Graduate Seminars

UNM classroom photo


April 19, 2019

Toward Additively Manufactured Continuous Carbon Fiber Reinforced Thermoplastic Composites for High Value, Low Volume Production Applications

Nekoda van de Werken , Mechanical Engineering, The University of New Mexico

When: Friday, April 19, 2019, 3:30 - 4:30 PM
Where: MECH 218

Abstract

Carbon fiber reinforced polymer composites (CFRPs) are exceptionally strong, stiff, and lightweight materials, though conventional composite manufacturing methods have many limitations. The anisotropic nature of fiber reinforced composites necessitates larger thicknesses for complex stress states, and tooling is required which is often expensive and limits geometric complexity. Recently, continuous fiber composites have begun to enter the space of polymer additive manufacturing (AM), which presents a suite of novel opportunities and challenges. Most notably, fused filament fabrication (FFF) of thermoplastic CFRPs allows for curved fiber paths that can be placed and oriented within a part to maximize performance. In the case of semicrystalline thermoplastics, however, the rapid melting and quenching constraint imposed by AM dictates the crystalline morphology of the polymer, which may need to be post-processed to optimize part properties. The primary focus of this study is to develop an appropriate modelling and design framework that maximizes the advantages of additive manufacturing for continuous fiber composites, and to investigate the process-structure-property relationships that relate to FFF of high-temperature semi-crystalline polymer composites. The crystalline morphology, fiber-matrix interfacial properties, and composite part properties as they related to the print thermal history and post-process annealing are currently under investigation.

About the Speaker

Nekoda van de Werken received his BSME and MSME from the University of New Mexico in 2014 and 2017, respectively. He is currently working toward his PhD in mechanical engineering at UNM with an expected graduation in Fall of 2019. His research interests are in the fields of polymer matrix composites, composite mechanics, nanomaterials and characterization. Work from his master’s and PhD research has been published in high impact composites journals (Composites Part A and Composites Part B), and he was awarded the New Mexico Space Grant Consortium Fellowship in 2017. He has performed research in collaboration with Los Alamos National Laboratories, Sandia National Laboratories, and the Air Force Research Laboratories during his time as a graduate student.

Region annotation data
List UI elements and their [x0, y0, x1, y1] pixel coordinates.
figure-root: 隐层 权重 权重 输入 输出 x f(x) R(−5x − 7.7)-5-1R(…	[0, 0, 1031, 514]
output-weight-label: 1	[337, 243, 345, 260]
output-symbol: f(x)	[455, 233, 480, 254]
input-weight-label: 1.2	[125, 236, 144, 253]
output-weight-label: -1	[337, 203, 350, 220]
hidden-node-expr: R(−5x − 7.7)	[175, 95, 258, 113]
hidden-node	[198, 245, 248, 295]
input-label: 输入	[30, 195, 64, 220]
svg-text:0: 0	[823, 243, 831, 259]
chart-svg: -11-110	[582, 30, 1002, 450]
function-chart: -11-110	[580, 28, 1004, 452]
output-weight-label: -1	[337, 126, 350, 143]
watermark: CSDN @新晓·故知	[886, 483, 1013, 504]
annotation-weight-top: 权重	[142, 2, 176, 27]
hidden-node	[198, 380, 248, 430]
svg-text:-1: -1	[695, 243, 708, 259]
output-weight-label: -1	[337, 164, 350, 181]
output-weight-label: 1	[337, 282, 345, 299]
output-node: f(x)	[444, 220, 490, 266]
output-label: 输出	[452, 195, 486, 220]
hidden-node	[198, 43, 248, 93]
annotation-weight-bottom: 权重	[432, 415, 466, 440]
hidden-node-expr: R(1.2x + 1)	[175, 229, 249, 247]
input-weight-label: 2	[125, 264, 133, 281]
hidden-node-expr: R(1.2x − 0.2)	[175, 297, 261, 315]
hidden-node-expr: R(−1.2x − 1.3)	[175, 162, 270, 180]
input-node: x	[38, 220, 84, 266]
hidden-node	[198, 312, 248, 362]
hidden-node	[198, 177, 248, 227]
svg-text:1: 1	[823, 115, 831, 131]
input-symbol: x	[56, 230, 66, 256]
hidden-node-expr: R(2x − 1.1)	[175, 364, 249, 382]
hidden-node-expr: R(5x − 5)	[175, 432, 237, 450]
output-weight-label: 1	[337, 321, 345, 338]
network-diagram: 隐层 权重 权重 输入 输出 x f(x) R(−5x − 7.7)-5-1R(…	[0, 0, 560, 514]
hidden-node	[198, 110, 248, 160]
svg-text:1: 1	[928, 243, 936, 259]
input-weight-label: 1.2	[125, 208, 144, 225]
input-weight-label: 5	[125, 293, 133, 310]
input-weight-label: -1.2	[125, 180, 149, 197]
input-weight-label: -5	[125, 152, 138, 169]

_Jobs_:
a: List the research interests that the seminar announcement gives for the speaker.
b: Pick up the seminar announcement after its final sentence and carry it on.
None of the data is required for this work.

_Answers to the exercise_:
a: Polymer matrix composites, composite mechanics, nanomaterials, and characterization.

b:
April 12, 2019

Hyperbolic Method for Diffusion/Viscous Terms

Dr. Hiroaki Nishikawa, National Institute of Aerospace, Hampton, Virginia

When: Friday, April 12, 2019, 3:30 - 4:30 PM
Where: MECH 218

Abstract

This talk will discuss the idea of hyperbolizing diffusion/viscous terms for constructing superior numerical algorithms for diffusion and the Navier-Stokes equations. Hyperbolization allows us not only to discretize second-order elliptic/parabolic equations by methods developed for hyperbolic systems (e.g., upwind schemes), but also to generate schemes with superior features: convergence acceleration, high-order/quality derivatives on irregular grids, suitable for fully adaptive unstructured grid simulations. Moreover, it is demonstrated that hyperbolization is useful also for deriving conventional diffusion/viscous schemes as well as constructing algorithms for computing gradients. This talk is intended to provide an overview of the development of the hyperbolic method, a unique and simple idea for generating useful numerical algorithms.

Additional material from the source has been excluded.